A critical assumption is that conditioned on its label, a point is independent of its bag assignment, that is, \(p(x|y,i) = p(x|y)\). Based on this we get \(p(x|i) = \sum _y p(x|y) \pi _{iy}\) and subsequently

$$\begin{aligned} \mu _x^{set}[i,y']&= \varvec{E}_{x \sim p(x|i)}[\varvec{\phi }(\varvec{x},y')] = \sum _y \pi _{iy} \varvec{E}_{x \sim p(x|y)}[\varvec{\phi }(\varvec{x},y)] \\&= \sum _y \pi _{iy} \mu _x^{class}[y'] \end{aligned}$$

Putting these in matrix notation we get to \(\varvec{M}_x^{set} = \pi \varvec{M}_x^{class}\). Assuming \(\pi \) has full column-rank, we can obtain \(\mu _x^{class} = (\pi ^T \pi )^{-1}\pi ^T \mu _x^{set}\), to be used as an approximation of \(\varvec{E}_{x \sim p(x|y)}[\varvec{\phi }(\varvec{x},y)]\) in Eq. 2.

Maximum Margin Approaches. The maximum margin principle has been widely used in both supervised and semi-supervised learning [3]. In [18] it was also introduced to the unsupervised setting under the name Maximum Margin Clustering (MMC).

Informally, the labels are arranged in a way such that, had an SVM been trained on the (labeled) data, it would achieve a maximum margin solution. A treatment of MMC can be found in [10]. In [20] the authors present \(\propto \)SVM, based on MMC with an extra term in the loss function, depending on the provided and estimated bag proportions.

In [15] the authors follow the maximum margin principle by developing a model based on the Support Vector Regression. They present Inverse Calibration (InvCal) that replaces the actual dataset with super-instances [19], one for each bag, with soft-labels corresponding to their bag-proportions.

3 Discriminant Learning with Ordinal Label Proportions

In this section we first present some necessary background on Linear Discriminant Analysis (LDA), then proceed with the adaptation to the ordinal setting and finally introduce our algorithm.

3.1 Preliminaries

LDA is one of the main approaches in supervised dimensionality reduction, but is also widely used as a classification technique. LDA aims at finding a projection of the data that both minimizes the within-class variance and maximizes the between-class variance.

Following [17], let us define the within-class and between-class scatter matrices (denoted by the w and b subscripts, respectively):

$$\begin{aligned} \varvec{S}_w = \frac{1}{N}\sum _{k=1}^K \sum _{x \in C_k} (\varvec{x} - \varvec{m}_k) (\varvec{x} - \varvec{m}_k)^T \end{aligned}$$
(3)

where the first sum runs over the K classes, and the second over the elements in each class (where \(C_k\) is used to denote the set of data-points in each class) and where \(\varvec{m}_k = \frac{1}{N_k}\sum _{x \in C_k} \varvec{x}\) denotes the mean of each class.

### [Required actions]
A - Please answer these questions about the excerpt on discriminant learning:
(i) Under what name did [18] bring the maximum margin principle to the unsupervised setting?
(ii) What does InvCal use in place of the actual dataset?
(iii) What two goals does LDA's projection of the data pursue?
B - In the excerpt on discriminant learning, swap "super-instances" for "pseudo-instances" and write out the part that opens with the words containing "Informally, the labels" and closes with "to their bag-proportions.".
C - From the excerpt on discriminant learning, list every method whose full name is given with an abbreviation in parentheses, along with that abbreviation.
The data that come after this point have no connection to the excerpt on discriminant learning.

### [Information supplied]
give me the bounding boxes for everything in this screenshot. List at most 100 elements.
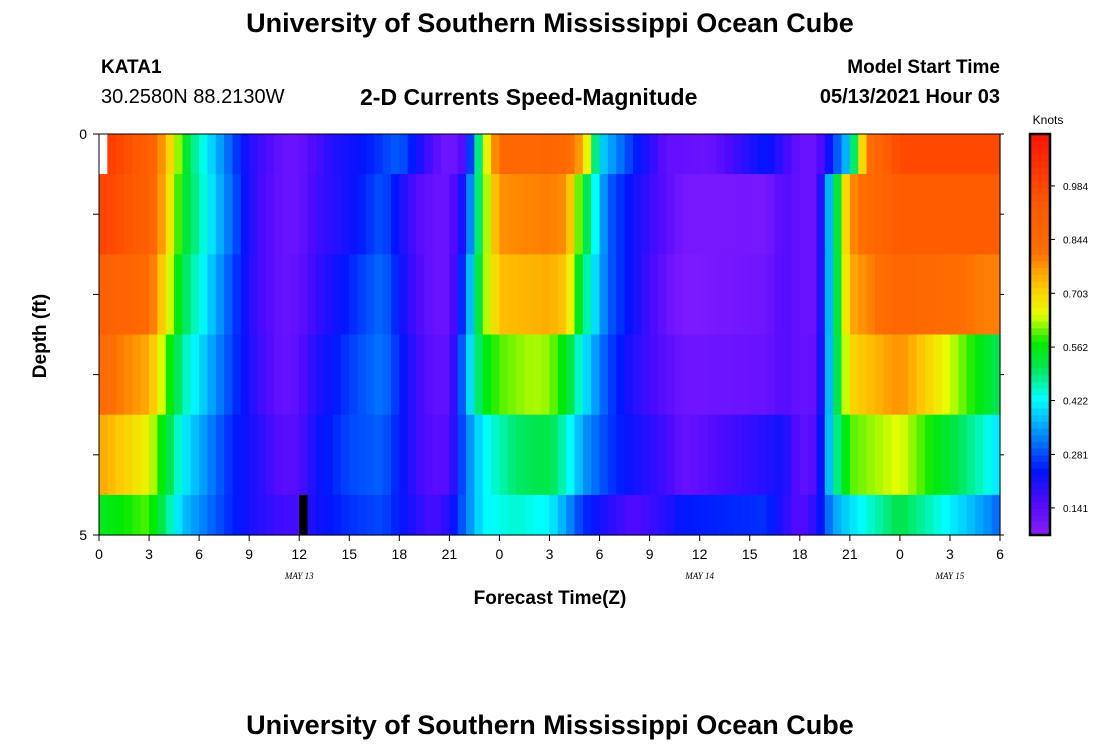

### [Solutions]
A -
(i) Maximum Margin Clustering (MMC).
(ii) Super-instances, one for each bag, with soft-labels corresponding to their bag-proportions.
(iii) It minimizes the within-class variance and maximizes the between-class variance.

B -
Informally, the labels are arranged in a way such that, had an SVM been trained on the (labeled) data, it would achieve a maximum margin solution. A treatment of MMC can be found in [10]. In [20] the authors present \(\propto \)SVM, based on MMC with an extra term in the loss function, depending on the provided and estimated bag proportions.

In [15] the authors follow the maximum margin principle by developing a model based on the Support Vector Regression. They present Inverse Calibration (InvCal) that replaces the actual dataset with pseudo-instances [19], one for each bag, with soft-labels corresponding to their bag-proportions.

C -
Maximum Margin Clustering (MMC)
Inverse Calibration (InvCal)
Linear Discriminant Analysis (LDA)